Exercise aim:
Return the following lines unchanged, starting with the line containing "photo-mode-icon bbox=[249, 279, 284, 301]" and going on through the line containing "slow-quick-mode-icon: S&Q bbox=[325, 279, 360, 301]", both included.

Spatial layout data:

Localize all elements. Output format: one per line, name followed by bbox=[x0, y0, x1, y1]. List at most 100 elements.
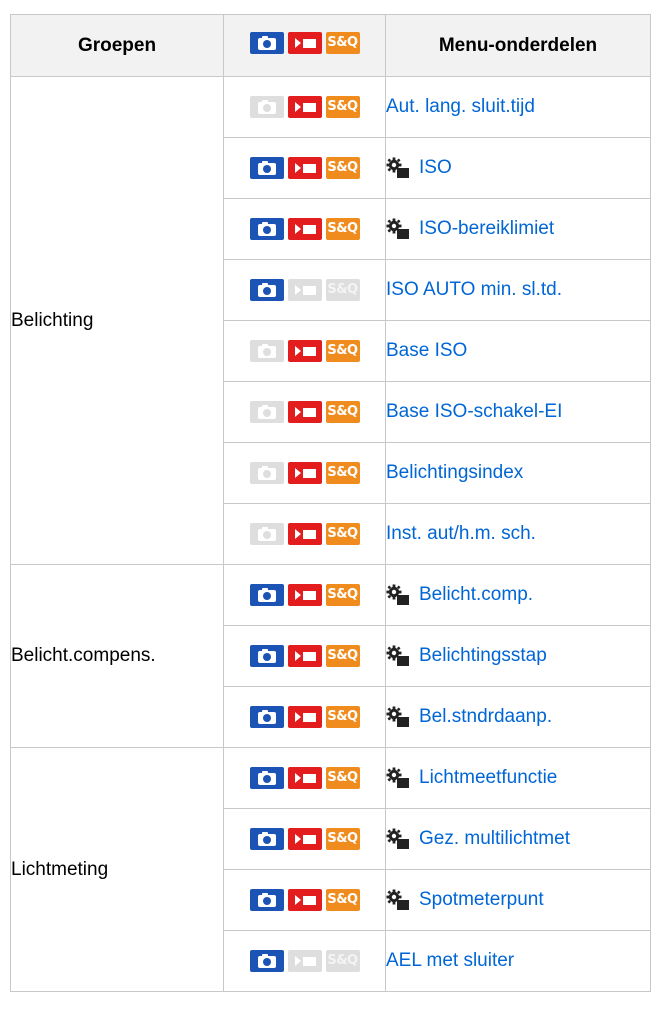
photo-mode-icon bbox=[249, 279, 284, 301]
menu-item-link[interactable]: ISO-bereiklimiet bbox=[419, 218, 554, 240]
slow-quick-mode-icon: S&Q bbox=[325, 340, 360, 362]
header-row: Groepen S&Q Menu-onderdelen bbox=[10, 14, 651, 77]
movie-mode-icon bbox=[287, 157, 322, 179]
menu-item-cell: ISO-bereiklimiet bbox=[385, 198, 651, 260]
camera-gear-icon bbox=[386, 584, 409, 605]
slow-quick-mode-icon: S&Q bbox=[325, 279, 360, 301]
slow-quick-mode-icon: S&Q bbox=[325, 706, 360, 728]
camera-gear-icon bbox=[386, 218, 409, 239]
movie-mode-icon bbox=[287, 31, 322, 54]
mode-icons: S&Q bbox=[223, 442, 386, 504]
slow-quick-mode-icon: S&Q bbox=[325, 401, 360, 423]
movie-mode-icon bbox=[287, 767, 322, 789]
menu-item-link[interactable]: Lichtmeetfunctie bbox=[419, 767, 557, 789]
movie-mode-icon bbox=[287, 584, 322, 606]
header-items: Menu-onderdelen bbox=[385, 14, 651, 77]
menu-item-cell: Base ISO bbox=[385, 320, 651, 382]
movie-mode-icon bbox=[287, 340, 322, 362]
menu-item-link[interactable]: Belichtingsstap bbox=[419, 645, 547, 667]
photo-mode-icon bbox=[249, 950, 284, 972]
camera-gear-icon bbox=[386, 706, 409, 727]
menu-item-cell: Inst. aut/h.m. sch. bbox=[385, 503, 651, 565]
slow-quick-mode-icon: S&Q bbox=[325, 645, 360, 667]
menu-item-cell: Gez. multilichtmet bbox=[385, 808, 651, 870]
slow-quick-mode-icon: S&Q bbox=[325, 889, 360, 911]
menu-item-cell: Base ISO-schakel-EI bbox=[385, 381, 651, 443]
table-row: Lichtmeting S&Q Lichtmeetfunctie bbox=[10, 747, 651, 992]
group-label: Lichtmeting bbox=[10, 747, 224, 992]
slow-quick-mode-icon: S&Q bbox=[325, 31, 360, 54]
group-label: Belichting bbox=[10, 76, 224, 565]
mode-icons: S&Q bbox=[223, 381, 386, 443]
menu-item-link[interactable]: Aut. lang. sluit.tijd bbox=[386, 96, 535, 118]
menu-item-link[interactable]: Belicht.comp. bbox=[419, 584, 533, 606]
slow-quick-mode-icon: S&Q bbox=[325, 523, 360, 545]
menu-item-cell: Bel.stndrdaanp. bbox=[385, 686, 651, 748]
menu-item-link[interactable]: Bel.stndrdaanp. bbox=[419, 706, 552, 728]
photo-mode-icon bbox=[249, 96, 284, 118]
camera-gear-icon bbox=[386, 767, 409, 788]
menu-item-link[interactable]: Base ISO-schakel-EI bbox=[386, 401, 562, 423]
mode-icons: S&Q bbox=[223, 198, 386, 260]
photo-mode-icon bbox=[249, 462, 284, 484]
movie-mode-icon bbox=[287, 645, 322, 667]
photo-mode-icon bbox=[249, 828, 284, 850]
menu-item-link[interactable]: ISO bbox=[419, 157, 452, 179]
slow-quick-mode-icon: S&Q bbox=[325, 950, 360, 972]
menu-item-cell: Belichtingsstap bbox=[385, 625, 651, 687]
movie-mode-icon bbox=[287, 218, 322, 240]
photo-mode-icon bbox=[249, 31, 284, 54]
menu-item-link[interactable]: Inst. aut/h.m. sch. bbox=[386, 523, 536, 545]
movie-mode-icon bbox=[287, 950, 322, 972]
menu-item-link[interactable]: Spotmeterpunt bbox=[419, 889, 544, 911]
menu-item-link[interactable]: AEL met sluiter bbox=[386, 950, 514, 972]
slow-quick-mode-icon: S&Q bbox=[325, 828, 360, 850]
photo-mode-icon bbox=[249, 706, 284, 728]
menu-item-cell: ISO AUTO min. sl.td. bbox=[385, 259, 651, 321]
movie-mode-icon bbox=[287, 828, 322, 850]
photo-mode-icon bbox=[249, 523, 284, 545]
menu-item-cell: Belicht.comp. bbox=[385, 564, 651, 626]
movie-mode-icon bbox=[287, 96, 322, 118]
mode-icons: S&Q bbox=[223, 320, 386, 382]
menu-item-cell: Lichtmeetfunctie bbox=[385, 747, 651, 809]
slow-quick-mode-icon: S&Q bbox=[325, 96, 360, 118]
menu-item-link[interactable]: Base ISO bbox=[386, 340, 467, 362]
slow-quick-mode-icon: S&Q bbox=[325, 584, 360, 606]
photo-mode-icon bbox=[249, 340, 284, 362]
header-groups: Groepen bbox=[10, 14, 224, 77]
menu-item-link[interactable]: Gez. multilichtmet bbox=[419, 828, 570, 850]
slow-quick-mode-icon: S&Q bbox=[325, 218, 360, 240]
mode-icons: S&Q bbox=[223, 625, 386, 687]
movie-mode-icon bbox=[287, 462, 322, 484]
mode-icons: S&Q bbox=[223, 76, 386, 138]
menu-item-cell: Spotmeterpunt bbox=[385, 869, 651, 931]
slow-quick-mode-icon: S&Q bbox=[325, 767, 360, 789]
movie-mode-icon bbox=[287, 523, 322, 545]
photo-mode-icon bbox=[249, 218, 284, 240]
movie-mode-icon bbox=[287, 279, 322, 301]
camera-gear-icon bbox=[386, 889, 409, 910]
camera-gear-icon bbox=[386, 157, 409, 178]
menu-item-cell: Belichtingsindex bbox=[385, 442, 651, 504]
photo-mode-icon bbox=[249, 401, 284, 423]
header-modes: S&Q bbox=[223, 14, 386, 77]
photo-mode-icon bbox=[249, 584, 284, 606]
slow-quick-mode-icon: S&Q bbox=[325, 462, 360, 484]
movie-mode-icon bbox=[287, 706, 322, 728]
mode-icons: S&Q bbox=[223, 930, 386, 992]
photo-mode-icon bbox=[249, 767, 284, 789]
table-row: Belicht.compens. S&Q Belicht.comp. bbox=[10, 564, 651, 748]
slow-quick-mode-icon: S&Q bbox=[325, 157, 360, 179]
mode-icons: S&Q bbox=[223, 686, 386, 748]
menu-item-link[interactable]: Belichtingsindex bbox=[386, 462, 523, 484]
menu-item-link[interactable]: ISO AUTO min. sl.td. bbox=[386, 279, 562, 301]
mode-icons: S&Q bbox=[223, 564, 386, 626]
mode-icons: S&Q bbox=[223, 137, 386, 199]
menu-item-cell: ISO bbox=[385, 137, 651, 199]
photo-mode-icon bbox=[249, 645, 284, 667]
photo-mode-icon bbox=[249, 889, 284, 911]
mode-icons: S&Q bbox=[223, 869, 386, 931]
menu-item-cell: AEL met sluiter bbox=[385, 930, 651, 992]
mode-icons: S&Q bbox=[223, 503, 386, 565]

Result below:
photo-mode-icon bbox=[249, 279, 284, 301]
menu-item-link[interactable]: ISO-bereiklimiet bbox=[419, 218, 554, 240]
slow-quick-mode-icon: S&Q bbox=[325, 340, 360, 362]
header-row: Groepen S&Q Menu-onderdelen bbox=[10, 14, 651, 77]
movie-mode-icon bbox=[287, 157, 322, 179]
menu-item-cell: ISO-bereiklimiet bbox=[385, 198, 651, 260]
camera-gear-icon bbox=[386, 584, 409, 605]
slow-quick-mode-icon: S&Q bbox=[325, 279, 360, 301]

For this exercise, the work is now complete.